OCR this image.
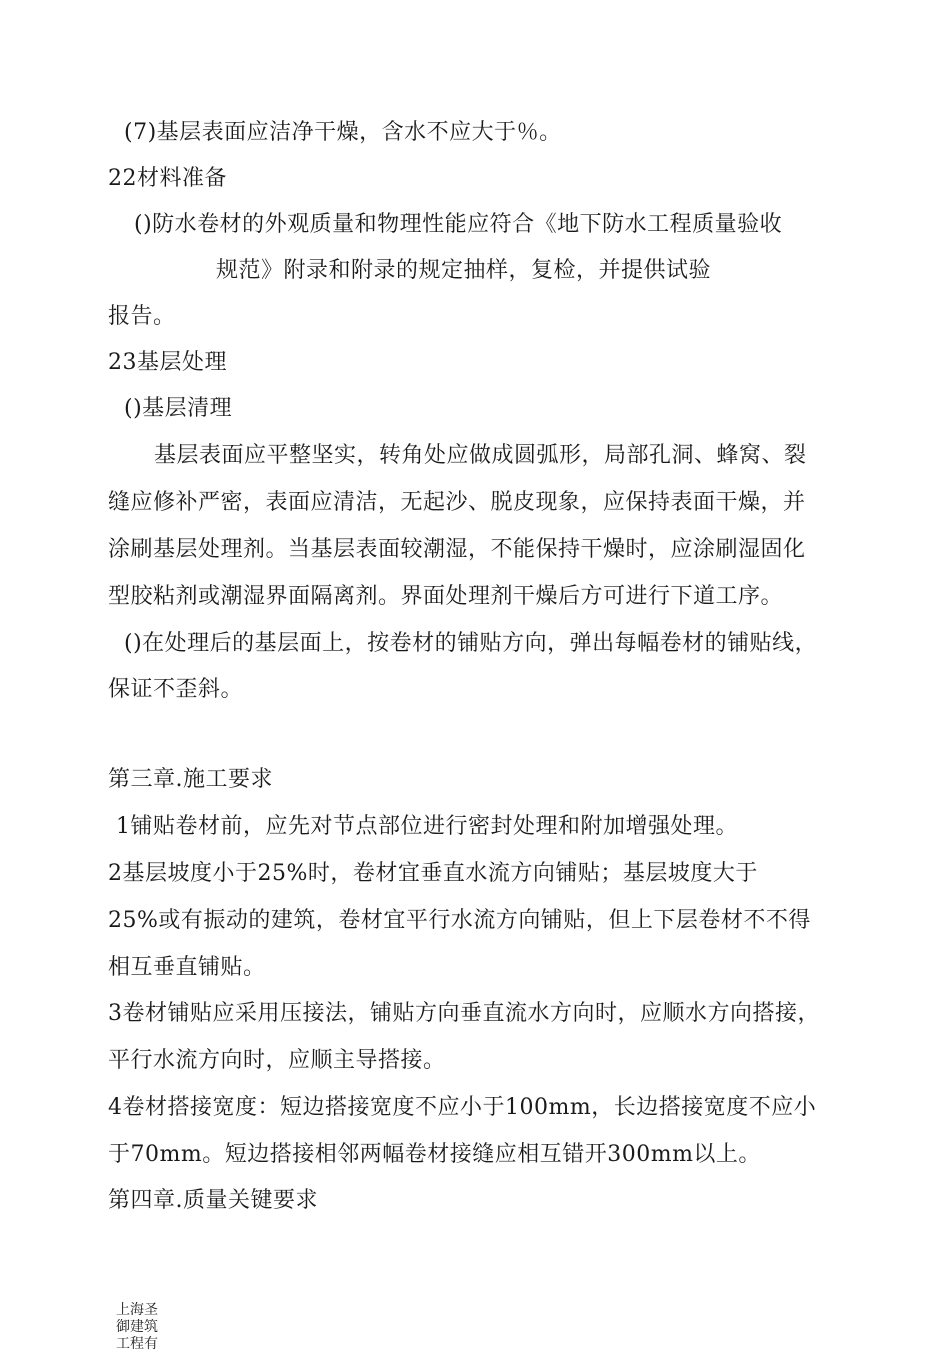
(7)基层表面应洁净干燥，含水不应大于％。
22材料准备
()防水卷材的外观质量和物理性能应符合《地下防水工程质量验收
规范》附录和附录的规定抽样，复检，并提供试验
报告。
23基层处理
()基层清理
基层表面应平整坚实，转角处应做成圆弧形，局部孔洞、蜂窝、裂
缝应修补严密，表面应清洁，无起沙、脱皮现象，应保持表面干燥，并
涂刷基层处理剂。当基层表面较潮湿，不能保持干燥时，应涂刷湿固化
型胶粘剂或潮湿界面隔离剂。界面处理剂干燥后方可进行下道工序。
()在处理后的基层面上，按卷材的铺贴方向，弹出每幅卷材的铺贴线，
保证不歪斜。
第三章.施工要求
1铺贴卷材前，应先对节点部位进行密封处理和附加增强处理。
2基层坡度小于25%时，卷材宜垂直水流方向铺贴；基层坡度大于
25%或有振动的建筑，卷材宜平行水流方向铺贴，但上下层卷材不不得
相互垂直铺贴。
3卷材铺贴应采用压接法，铺贴方向垂直流水方向时，应顺水方向搭接，
平行水流方向时，应顺主导搭接。
4卷材搭接宽度：短边搭接宽度不应小于100mm，长边搭接宽度不应小
于70mm。短边搭接相邻两幅卷材接缝应相互错开300mm以上。
第四章.质量关键要求
上海圣御建筑工程有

-------

| EXERCISE BRIEF |
Images should not appear in the copy; retype the listing above exactly.

| REPLY TO THE EXERCISE |
OCR this image.
(7)基层表面应洁净干燥，含水不应大于％。
22材料准备
()防水卷材的外观质量和物理性能应符合《地下防水工程质量验收
规范》附录和附录的规定抽样，复检，并提供试验
报告。
23基层处理
()基层清理
基层表面应平整坚实，转角处应做成圆弧形，局部孔洞、蜂窝、裂
缝应修补严密，表面应清洁，无起沙、脱皮现象，应保持表面干燥，并
涂刷基层处理剂。当基层表面较潮湿，不能保持干燥时，应涂刷湿固化
型胶粘剂或潮湿界面隔离剂。界面处理剂干燥后方可进行下道工序。
()在处理后的基层面上，按卷材的铺贴方向，弹出每幅卷材的铺贴线，
保证不歪斜。
第三章.施工要求
1铺贴卷材前，应先对节点部位进行密封处理和附加增强处理。
2基层坡度小于25%时，卷材宜垂直水流方向铺贴；基层坡度大于
25%或有振动的建筑，卷材宜平行水流方向铺贴，但上下层卷材不不得
相互垂直铺贴。
3卷材铺贴应采用压接法，铺贴方向垂直流水方向时，应顺水方向搭接，
平行水流方向时，应顺主导搭接。
4卷材搭接宽度：短边搭接宽度不应小于100mm，长边搭接宽度不应小
于70mm。短边搭接相邻两幅卷材接缝应相互错开300mm以上。
第四章.质量关键要求
上海圣御建筑工程有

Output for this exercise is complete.